Start of SELECTED PASSAGE

Setting Up the Model
To begin investigating the cause of seasons, you'll need to set up a controlled environment that simulates the sun and Earth. Start by placing a heat lamp
horizontally on a stable surface, ensuring it's parallel to the floor. Position a globe relatively close to this lamp, adjusting the distance so the globe receives gentle, even warmth without overheating. This setup represents the sun's rays striking our planet. It's crucial to ensure the lamp is positioned to simulate specific seasonal alignments, such as summer in the southern hemisphere, where the lamp's light should strike the Tropic of Capricorn directly overhead. For consistency, select a region on the globe that absorbs light well, like the South Pacific Ocean, to be near the lamp. Allow the globe to stabilize its temperature for approximately five minutes before taking any measurements, giving you time to observe how quickly the surface heats up and reaches a steady state.
Data Collection Points
With your model established, the next step involves systematically collecting temperature data across various key latitudes on the globe. Using an infrared thermometer, you will measure surface temperatures at specific points: the South Pole, the Tropic of Capricorn, the Equator, the Tropic of Cancer, and the North Pole. Note the approximate angle of the simulated sun relative to each location, which will be crucial for later analysis. For example, the Tropic of Capricorn receives direct overhead light (90 degrees), while the North Pole might receive no light (0 degrees) during a southern hemisphere summer. It's essential to maintain a consistent distance and angle when holding the thermometer, typically about 2 centimeters from the globe, and record these details in your lab notebook. Aim to take at least three readings at each latitude along a single longitudinal line to ensure accuracy and calculate an average for each point. Remember that areas receiving no light should register a uniform temperature.
Analyzing Temperature Data
Once you have gathered all your temperature readings, the process of data analysis begins. The first crucial step is to normalize your data by subtracting the temperature recorded at the North Pole from all other temperature measurements. This adjustment effectively isolates the temperature change directly attributable to the heat lamp, removing any baseline ambient temperature. Following this, you will create a graph where the angle of the simulated sun (in degrees) is plotted on the x-axis, and the calculated temperature change is shown on the y-axis. This graph should be clearly labeled to indicate the simulated season, such as 'Southern Hemisphere Summer/Northern Hemisphere Winter.' Repeating this entire procedure for other seasonal configurations—simulating spring and fall in both hemispheres—will allow for a comprehensive understanding of how axial tilt consistently influences temperature distribution across different latitudes throughout the year.

End of SELECTED PASSAGE
Start of RECORDED INFORMATION

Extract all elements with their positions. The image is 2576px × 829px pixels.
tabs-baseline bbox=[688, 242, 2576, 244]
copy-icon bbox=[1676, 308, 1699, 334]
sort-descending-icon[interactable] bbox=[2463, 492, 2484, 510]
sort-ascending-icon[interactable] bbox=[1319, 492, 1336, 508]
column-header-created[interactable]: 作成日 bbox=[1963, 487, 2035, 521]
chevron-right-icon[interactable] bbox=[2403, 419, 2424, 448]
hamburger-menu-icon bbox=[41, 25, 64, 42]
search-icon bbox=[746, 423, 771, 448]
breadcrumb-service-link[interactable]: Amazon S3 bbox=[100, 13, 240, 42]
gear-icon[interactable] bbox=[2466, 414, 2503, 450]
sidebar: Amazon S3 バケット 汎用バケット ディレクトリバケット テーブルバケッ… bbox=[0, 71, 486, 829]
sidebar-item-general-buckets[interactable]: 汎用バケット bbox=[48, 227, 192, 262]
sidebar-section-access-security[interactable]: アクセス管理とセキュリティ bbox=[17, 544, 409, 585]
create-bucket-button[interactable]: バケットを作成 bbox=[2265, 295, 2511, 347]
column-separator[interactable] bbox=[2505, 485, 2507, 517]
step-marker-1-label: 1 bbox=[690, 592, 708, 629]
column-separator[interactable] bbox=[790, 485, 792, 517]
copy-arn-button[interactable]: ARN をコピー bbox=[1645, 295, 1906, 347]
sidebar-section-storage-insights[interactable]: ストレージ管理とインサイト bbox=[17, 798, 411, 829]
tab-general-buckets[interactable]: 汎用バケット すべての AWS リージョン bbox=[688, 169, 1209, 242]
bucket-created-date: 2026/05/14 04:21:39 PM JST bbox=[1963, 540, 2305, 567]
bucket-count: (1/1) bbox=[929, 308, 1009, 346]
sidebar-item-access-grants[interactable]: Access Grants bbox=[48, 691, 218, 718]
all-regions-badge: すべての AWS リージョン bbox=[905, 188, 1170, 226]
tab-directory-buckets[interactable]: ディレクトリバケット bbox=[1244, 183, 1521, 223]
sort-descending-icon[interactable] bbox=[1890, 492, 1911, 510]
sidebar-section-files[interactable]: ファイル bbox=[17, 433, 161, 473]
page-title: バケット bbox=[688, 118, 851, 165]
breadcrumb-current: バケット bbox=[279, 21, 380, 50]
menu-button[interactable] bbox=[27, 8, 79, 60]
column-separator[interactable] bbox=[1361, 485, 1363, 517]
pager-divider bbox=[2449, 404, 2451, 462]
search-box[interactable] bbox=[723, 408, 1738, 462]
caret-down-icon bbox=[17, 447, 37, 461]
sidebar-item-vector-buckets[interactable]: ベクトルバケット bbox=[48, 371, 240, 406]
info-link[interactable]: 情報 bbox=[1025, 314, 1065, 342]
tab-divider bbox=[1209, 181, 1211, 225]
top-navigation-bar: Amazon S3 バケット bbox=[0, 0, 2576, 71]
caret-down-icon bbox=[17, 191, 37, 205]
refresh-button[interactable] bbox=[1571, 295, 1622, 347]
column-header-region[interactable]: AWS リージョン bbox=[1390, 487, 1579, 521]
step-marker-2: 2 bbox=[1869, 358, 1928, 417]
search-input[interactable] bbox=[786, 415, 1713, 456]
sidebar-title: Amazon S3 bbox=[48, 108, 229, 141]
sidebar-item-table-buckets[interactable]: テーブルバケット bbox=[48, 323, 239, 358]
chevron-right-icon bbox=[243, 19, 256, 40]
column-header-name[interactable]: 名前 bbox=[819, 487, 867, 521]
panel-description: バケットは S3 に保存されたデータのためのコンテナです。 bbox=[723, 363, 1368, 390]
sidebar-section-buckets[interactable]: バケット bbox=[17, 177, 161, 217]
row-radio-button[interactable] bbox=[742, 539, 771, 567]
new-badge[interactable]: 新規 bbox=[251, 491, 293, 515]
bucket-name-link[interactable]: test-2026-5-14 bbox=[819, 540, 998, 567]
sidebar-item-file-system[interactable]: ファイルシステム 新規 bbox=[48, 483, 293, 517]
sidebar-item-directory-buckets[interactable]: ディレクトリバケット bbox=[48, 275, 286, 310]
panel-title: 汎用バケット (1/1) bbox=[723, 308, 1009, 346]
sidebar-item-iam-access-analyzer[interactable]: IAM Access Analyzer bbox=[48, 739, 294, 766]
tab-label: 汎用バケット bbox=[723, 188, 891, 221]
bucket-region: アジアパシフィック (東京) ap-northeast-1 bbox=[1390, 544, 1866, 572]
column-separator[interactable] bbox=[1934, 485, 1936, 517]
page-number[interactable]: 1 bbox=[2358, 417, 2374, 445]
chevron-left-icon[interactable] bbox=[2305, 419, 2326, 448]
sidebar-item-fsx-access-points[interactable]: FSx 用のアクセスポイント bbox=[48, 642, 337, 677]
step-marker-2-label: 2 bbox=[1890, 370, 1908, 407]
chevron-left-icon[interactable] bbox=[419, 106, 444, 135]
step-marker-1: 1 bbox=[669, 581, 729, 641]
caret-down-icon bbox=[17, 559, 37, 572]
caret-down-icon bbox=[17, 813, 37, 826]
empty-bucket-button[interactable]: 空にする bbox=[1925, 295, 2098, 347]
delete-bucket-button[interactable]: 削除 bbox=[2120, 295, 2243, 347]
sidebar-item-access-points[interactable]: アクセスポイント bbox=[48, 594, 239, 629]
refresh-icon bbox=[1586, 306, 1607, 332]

End of RECORDED INFORMATION

[TASKS TO PERFORM]:
A – In the text on modeling the cause of seasons, how far from the globe should the infrared thermometer be held?
B – Continue the text on modeling the cause of seasons with the next paragraph after its last sentence.

[ANSWER SECTION]:
A – About 2 centimeters.

B –
Exploring Variations and Further Insights
To deepen your understanding and refine your observations, several variations of this experiment can be explored. Substituting the globe with a uniformly colored sphere and drawing latitude lines at 15-degree intervals can help eliminate potential errors caused by variations in color or surface features on a standard globe. Employing a protractor to precisely measure the angle of incident light from the lamp to different points on the sphere will increase accuracy. Expanding the data collection to include additional significant latitudes, such as the Arctic and Antarctic Circles, can provide a more detailed picture. Furthermore, calculating the relative solar energy per unit area for each point and correlating it with temperature can reveal how energy distribution impacts local climate. Comparing the effects of changing the distance between the lamp and the sphere to the effect of axial tilt can also illustrate which factor plays a more significant role in temperature variations. Finally, using a dark-colored cardboard at various angles can offer a more precise measurement of the relationship between light angle, temperature, and energy density.